[Element placement data]
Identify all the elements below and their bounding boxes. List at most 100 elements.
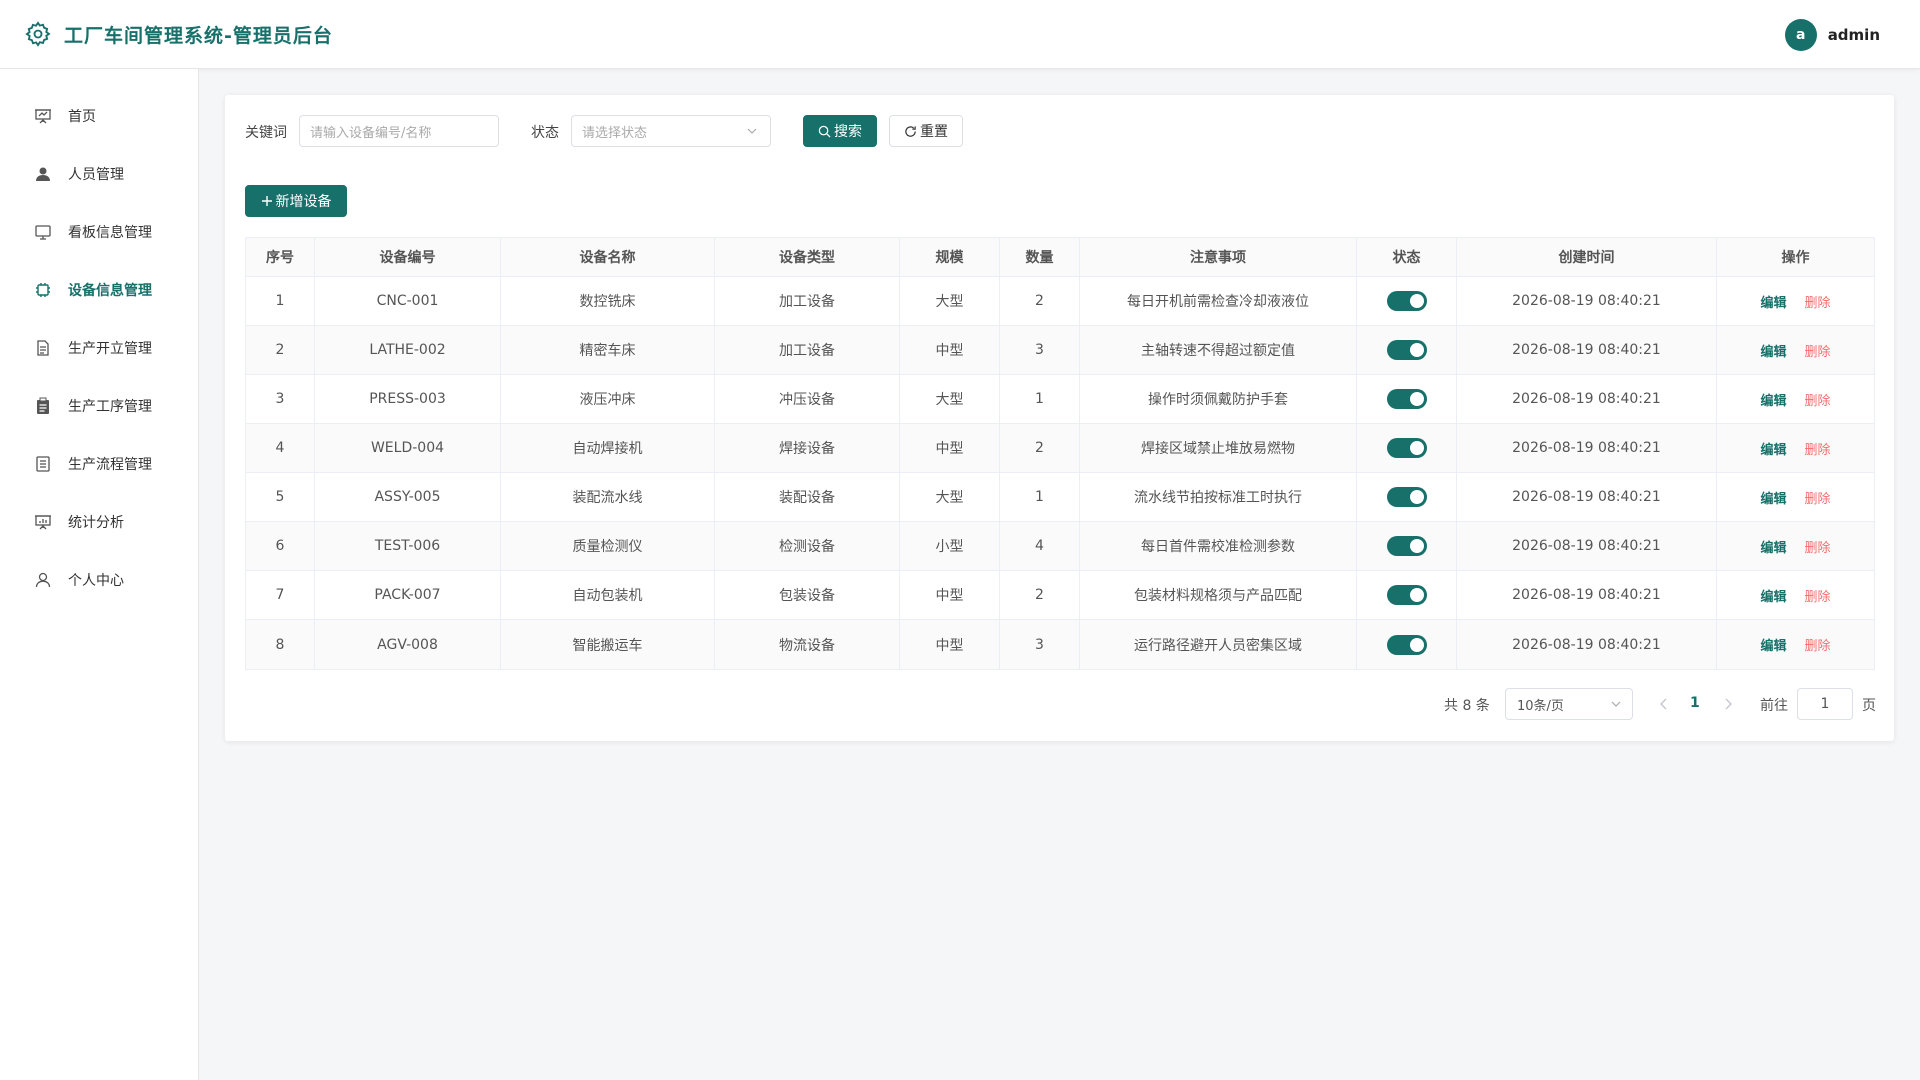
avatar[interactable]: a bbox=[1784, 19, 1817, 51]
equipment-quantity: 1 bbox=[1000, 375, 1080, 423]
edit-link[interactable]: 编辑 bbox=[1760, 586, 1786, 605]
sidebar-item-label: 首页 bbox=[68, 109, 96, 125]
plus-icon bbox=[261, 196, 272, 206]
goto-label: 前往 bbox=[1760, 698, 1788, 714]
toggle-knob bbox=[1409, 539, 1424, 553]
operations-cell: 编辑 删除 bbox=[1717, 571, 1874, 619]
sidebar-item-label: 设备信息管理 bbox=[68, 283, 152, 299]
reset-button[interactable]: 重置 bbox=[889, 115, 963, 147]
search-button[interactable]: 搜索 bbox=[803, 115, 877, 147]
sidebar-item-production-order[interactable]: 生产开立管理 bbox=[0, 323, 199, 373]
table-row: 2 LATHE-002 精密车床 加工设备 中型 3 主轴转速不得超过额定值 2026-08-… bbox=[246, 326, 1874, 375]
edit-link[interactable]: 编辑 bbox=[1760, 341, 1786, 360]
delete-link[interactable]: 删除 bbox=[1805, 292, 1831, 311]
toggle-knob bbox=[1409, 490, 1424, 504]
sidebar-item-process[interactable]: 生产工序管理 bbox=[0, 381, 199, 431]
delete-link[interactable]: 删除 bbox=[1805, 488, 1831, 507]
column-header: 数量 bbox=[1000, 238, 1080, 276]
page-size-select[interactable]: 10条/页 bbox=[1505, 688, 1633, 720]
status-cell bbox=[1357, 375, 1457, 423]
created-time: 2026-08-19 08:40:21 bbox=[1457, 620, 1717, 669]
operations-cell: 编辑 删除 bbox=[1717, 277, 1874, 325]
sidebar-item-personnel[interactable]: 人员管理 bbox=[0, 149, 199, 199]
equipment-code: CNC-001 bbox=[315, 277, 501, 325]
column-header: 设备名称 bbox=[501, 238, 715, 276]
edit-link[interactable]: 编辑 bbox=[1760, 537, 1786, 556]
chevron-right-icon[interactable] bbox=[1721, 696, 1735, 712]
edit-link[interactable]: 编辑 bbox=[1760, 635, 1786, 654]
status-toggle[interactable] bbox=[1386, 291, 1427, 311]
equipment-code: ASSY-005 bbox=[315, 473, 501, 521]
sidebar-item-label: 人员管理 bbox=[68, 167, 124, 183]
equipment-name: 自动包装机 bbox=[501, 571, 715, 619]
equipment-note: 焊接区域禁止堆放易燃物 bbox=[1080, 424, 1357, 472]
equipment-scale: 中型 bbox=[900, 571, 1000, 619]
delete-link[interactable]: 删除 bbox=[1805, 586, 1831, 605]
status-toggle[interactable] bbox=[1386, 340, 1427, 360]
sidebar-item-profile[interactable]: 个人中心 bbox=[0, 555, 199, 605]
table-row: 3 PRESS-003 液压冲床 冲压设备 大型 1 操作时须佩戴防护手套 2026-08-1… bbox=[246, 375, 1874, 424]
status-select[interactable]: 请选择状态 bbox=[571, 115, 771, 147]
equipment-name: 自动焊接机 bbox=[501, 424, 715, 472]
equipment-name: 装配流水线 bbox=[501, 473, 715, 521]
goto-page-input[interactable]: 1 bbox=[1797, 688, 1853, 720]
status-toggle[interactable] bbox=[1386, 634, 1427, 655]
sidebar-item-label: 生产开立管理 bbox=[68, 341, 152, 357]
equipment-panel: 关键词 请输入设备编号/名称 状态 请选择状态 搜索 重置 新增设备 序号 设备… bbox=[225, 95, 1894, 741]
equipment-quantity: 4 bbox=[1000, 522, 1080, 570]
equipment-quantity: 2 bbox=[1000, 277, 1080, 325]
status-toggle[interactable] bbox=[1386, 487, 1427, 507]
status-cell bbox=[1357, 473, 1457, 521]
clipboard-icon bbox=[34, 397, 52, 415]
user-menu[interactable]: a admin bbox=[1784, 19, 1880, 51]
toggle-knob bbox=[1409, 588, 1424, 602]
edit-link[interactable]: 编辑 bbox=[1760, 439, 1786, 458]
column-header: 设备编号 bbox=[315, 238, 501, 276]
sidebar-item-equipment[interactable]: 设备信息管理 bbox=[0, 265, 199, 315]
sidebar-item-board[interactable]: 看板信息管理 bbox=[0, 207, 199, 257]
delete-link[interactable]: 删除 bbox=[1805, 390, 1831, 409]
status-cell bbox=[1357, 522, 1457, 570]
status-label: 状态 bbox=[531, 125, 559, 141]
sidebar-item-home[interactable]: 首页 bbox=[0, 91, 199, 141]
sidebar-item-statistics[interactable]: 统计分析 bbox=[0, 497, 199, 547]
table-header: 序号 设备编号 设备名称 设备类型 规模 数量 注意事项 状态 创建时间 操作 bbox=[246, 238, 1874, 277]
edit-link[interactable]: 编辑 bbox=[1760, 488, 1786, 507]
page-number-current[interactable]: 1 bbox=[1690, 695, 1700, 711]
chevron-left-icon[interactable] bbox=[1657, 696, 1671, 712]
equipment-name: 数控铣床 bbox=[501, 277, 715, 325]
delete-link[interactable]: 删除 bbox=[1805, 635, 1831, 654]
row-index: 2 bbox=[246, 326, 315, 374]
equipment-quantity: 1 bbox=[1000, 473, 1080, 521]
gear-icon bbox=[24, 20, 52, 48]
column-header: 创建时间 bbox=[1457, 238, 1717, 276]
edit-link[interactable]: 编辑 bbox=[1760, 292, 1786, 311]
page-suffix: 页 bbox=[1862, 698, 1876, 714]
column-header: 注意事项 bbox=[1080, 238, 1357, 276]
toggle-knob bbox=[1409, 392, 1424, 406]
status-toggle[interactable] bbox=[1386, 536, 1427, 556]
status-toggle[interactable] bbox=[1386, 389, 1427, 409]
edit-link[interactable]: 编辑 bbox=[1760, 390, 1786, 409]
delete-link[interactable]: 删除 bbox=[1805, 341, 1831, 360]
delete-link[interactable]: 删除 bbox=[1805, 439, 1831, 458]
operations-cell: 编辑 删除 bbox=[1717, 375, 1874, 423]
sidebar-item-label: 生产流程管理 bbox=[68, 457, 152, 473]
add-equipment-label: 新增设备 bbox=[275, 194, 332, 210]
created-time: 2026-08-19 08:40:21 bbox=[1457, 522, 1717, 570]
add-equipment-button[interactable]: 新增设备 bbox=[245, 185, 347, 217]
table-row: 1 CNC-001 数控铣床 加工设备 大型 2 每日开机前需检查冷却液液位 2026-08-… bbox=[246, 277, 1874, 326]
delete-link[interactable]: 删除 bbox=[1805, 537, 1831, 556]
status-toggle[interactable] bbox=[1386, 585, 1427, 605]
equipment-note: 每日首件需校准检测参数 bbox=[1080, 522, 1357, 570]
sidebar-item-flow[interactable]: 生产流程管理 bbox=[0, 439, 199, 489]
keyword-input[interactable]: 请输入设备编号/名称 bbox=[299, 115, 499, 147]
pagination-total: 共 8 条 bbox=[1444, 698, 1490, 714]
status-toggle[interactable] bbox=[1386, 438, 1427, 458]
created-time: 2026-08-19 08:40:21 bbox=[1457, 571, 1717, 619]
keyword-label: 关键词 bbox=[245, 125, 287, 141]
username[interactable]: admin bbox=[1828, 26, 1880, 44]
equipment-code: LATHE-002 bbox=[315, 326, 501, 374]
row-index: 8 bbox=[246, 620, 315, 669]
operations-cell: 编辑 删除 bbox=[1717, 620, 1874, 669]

**What is needed:** Reproduce every entry above verbatim, omitting the pictures.

**Task result:**
Identify all the elements below and their bounding boxes. List at most 100 elements.
avatar[interactable]: a bbox=[1784, 19, 1817, 51]
equipment-quantity: 1 bbox=[1000, 375, 1080, 423]
edit-link[interactable]: 编辑 bbox=[1760, 586, 1786, 605]
sidebar-item-label: 首页 bbox=[68, 109, 96, 125]
plus-icon bbox=[261, 196, 272, 206]
goto-label: 前往 bbox=[1760, 698, 1788, 714]
toggle-knob bbox=[1409, 539, 1424, 553]
operations-cell: 编辑 删除 bbox=[1717, 571, 1874, 619]
sidebar-item-label: 设备信息管理 bbox=[68, 283, 152, 299]
reset-button[interactable]: 重置 bbox=[889, 115, 963, 147]
search-button[interactable]: 搜索 bbox=[803, 115, 877, 147]
sidebar-item-production-order[interactable]: 生产开立管理 bbox=[0, 323, 199, 373]
table-row: 2 LATHE-002 精密车床 加工设备 中型 3 主轴转速不得超过额定值 2026-08-… bbox=[246, 326, 1874, 375]
edit-link[interactable]: 编辑 bbox=[1760, 341, 1786, 360]
delete-link[interactable]: 删除 bbox=[1805, 292, 1831, 311]
toggle-knob bbox=[1409, 490, 1424, 504]
sidebar-item-process[interactable]: 生产工序管理 bbox=[0, 381, 199, 431]
delete-link[interactable]: 删除 bbox=[1805, 488, 1831, 507]
column-header: 数量 bbox=[1000, 238, 1080, 276]
page-size-select[interactable]: 10条/页 bbox=[1505, 688, 1633, 720]
status-cell bbox=[1357, 375, 1457, 423]
created-time: 2026-08-19 08:40:21 bbox=[1457, 620, 1717, 669]
operations-cell: 编辑 删除 bbox=[1717, 277, 1874, 325]
sidebar-item-personnel[interactable]: 人员管理 bbox=[0, 149, 199, 199]
equipment-code: CNC-001 bbox=[315, 277, 501, 325]
column-header: 设备名称 bbox=[501, 238, 715, 276]
edit-link[interactable]: 编辑 bbox=[1760, 537, 1786, 556]
chevron-right-icon[interactable] bbox=[1721, 696, 1735, 712]
edit-link[interactable]: 编辑 bbox=[1760, 635, 1786, 654]
status-toggle[interactable] bbox=[1386, 291, 1427, 311]
equipment-code: ASSY-005 bbox=[315, 473, 501, 521]
sidebar-item-label: 人员管理 bbox=[68, 167, 124, 183]
equipment-name: 自动包装机 bbox=[501, 571, 715, 619]
equipment-note: 焊接区域禁止堆放易燃物 bbox=[1080, 424, 1357, 472]
equipment-scale: 中型 bbox=[900, 571, 1000, 619]
delete-link[interactable]: 删除 bbox=[1805, 586, 1831, 605]
status-toggle[interactable] bbox=[1386, 340, 1427, 360]
sidebar-item-profile[interactable]: 个人中心 bbox=[0, 555, 199, 605]
table-row: 3 PRESS-003 液压冲床 冲压设备 大型 1 操作时须佩戴防护手套 2026-08-1… bbox=[246, 375, 1874, 424]
status-select[interactable]: 请选择状态 bbox=[571, 115, 771, 147]
equipment-name: 自动焊接机 bbox=[501, 424, 715, 472]
equipment-name: 装配流水线 bbox=[501, 473, 715, 521]
goto-page-input[interactable]: 1 bbox=[1797, 688, 1853, 720]
status-toggle[interactable] bbox=[1386, 634, 1427, 655]
sidebar-item-label: 生产开立管理 bbox=[68, 341, 152, 357]
equipment-panel: 关键词 请输入设备编号/名称 状态 请选择状态 搜索 重置 新增设备 序号 设备… bbox=[225, 95, 1894, 741]
equipment-quantity: 4 bbox=[1000, 522, 1080, 570]
equipment-quantity: 2 bbox=[1000, 277, 1080, 325]
status-toggle[interactable] bbox=[1386, 487, 1427, 507]
status-cell bbox=[1357, 473, 1457, 521]
clipboard-icon bbox=[34, 397, 52, 415]
user-menu[interactable]: a admin bbox=[1784, 19, 1880, 51]
toggle-knob bbox=[1409, 588, 1424, 602]
edit-link[interactable]: 编辑 bbox=[1760, 439, 1786, 458]
column-header: 设备编号 bbox=[315, 238, 501, 276]
sidebar-item-equipment[interactable]: 设备信息管理 bbox=[0, 265, 199, 315]
sidebar-item-board[interactable]: 看板信息管理 bbox=[0, 207, 199, 257]
delete-link[interactable]: 删除 bbox=[1805, 390, 1831, 409]
status-cell bbox=[1357, 522, 1457, 570]
status-label: 状态 bbox=[531, 125, 559, 141]
sidebar-item-home[interactable]: 首页 bbox=[0, 91, 199, 141]
sidebar-item-statistics[interactable]: 统计分析 bbox=[0, 497, 199, 547]
table-header: 序号 设备编号 设备名称 设备类型 规模 数量 注意事项 状态 创建时间 操作 bbox=[246, 238, 1874, 277]
edit-link[interactable]: 编辑 bbox=[1760, 488, 1786, 507]
page-number-current[interactable]: 1 bbox=[1690, 695, 1700, 711]
chevron-left-icon[interactable] bbox=[1657, 696, 1671, 712]
equipment-name: 数控铣床 bbox=[501, 277, 715, 325]
delete-link[interactable]: 删除 bbox=[1805, 635, 1831, 654]
row-index: 2 bbox=[246, 326, 315, 374]
equipment-quantity: 1 bbox=[1000, 473, 1080, 521]
gear-icon bbox=[24, 20, 52, 48]
column-header: 创建时间 bbox=[1457, 238, 1717, 276]
edit-link[interactable]: 编辑 bbox=[1760, 292, 1786, 311]
page-suffix: 页 bbox=[1862, 698, 1876, 714]
column-header: 注意事项 bbox=[1080, 238, 1357, 276]
toggle-knob bbox=[1409, 392, 1424, 406]
status-toggle[interactable] bbox=[1386, 536, 1427, 556]
status-toggle[interactable] bbox=[1386, 389, 1427, 409]
edit-link[interactable]: 编辑 bbox=[1760, 390, 1786, 409]
delete-link[interactable]: 删除 bbox=[1805, 341, 1831, 360]
delete-link[interactable]: 删除 bbox=[1805, 439, 1831, 458]
operations-cell: 编辑 删除 bbox=[1717, 375, 1874, 423]
sidebar-item-label: 生产流程管理 bbox=[68, 457, 152, 473]
add-equipment-label: 新增设备 bbox=[275, 194, 332, 210]
created-time: 2026-08-19 08:40:21 bbox=[1457, 522, 1717, 570]
add-equipment-button[interactable]: 新增设备 bbox=[245, 185, 347, 217]
table-row: 1 CNC-001 数控铣床 加工设备 大型 2 每日开机前需检查冷却液液位 2026-08-… bbox=[246, 277, 1874, 326]
delete-link[interactable]: 删除 bbox=[1805, 537, 1831, 556]
status-toggle[interactable] bbox=[1386, 585, 1427, 605]
equipment-note: 每日首件需校准检测参数 bbox=[1080, 522, 1357, 570]
sidebar-item-flow[interactable]: 生产流程管理 bbox=[0, 439, 199, 489]
keyword-input[interactable]: 请输入设备编号/名称 bbox=[299, 115, 499, 147]
pagination-total: 共 8 条 bbox=[1444, 698, 1490, 714]
status-toggle[interactable] bbox=[1386, 438, 1427, 458]
created-time: 2026-08-19 08:40:21 bbox=[1457, 571, 1717, 619]
keyword-label: 关键词 bbox=[245, 125, 287, 141]
username[interactable]: admin bbox=[1828, 26, 1880, 44]
equipment-code: LATHE-002 bbox=[315, 326, 501, 374]
row-index: 8 bbox=[246, 620, 315, 669]
operations-cell: 编辑 删除 bbox=[1717, 620, 1874, 669]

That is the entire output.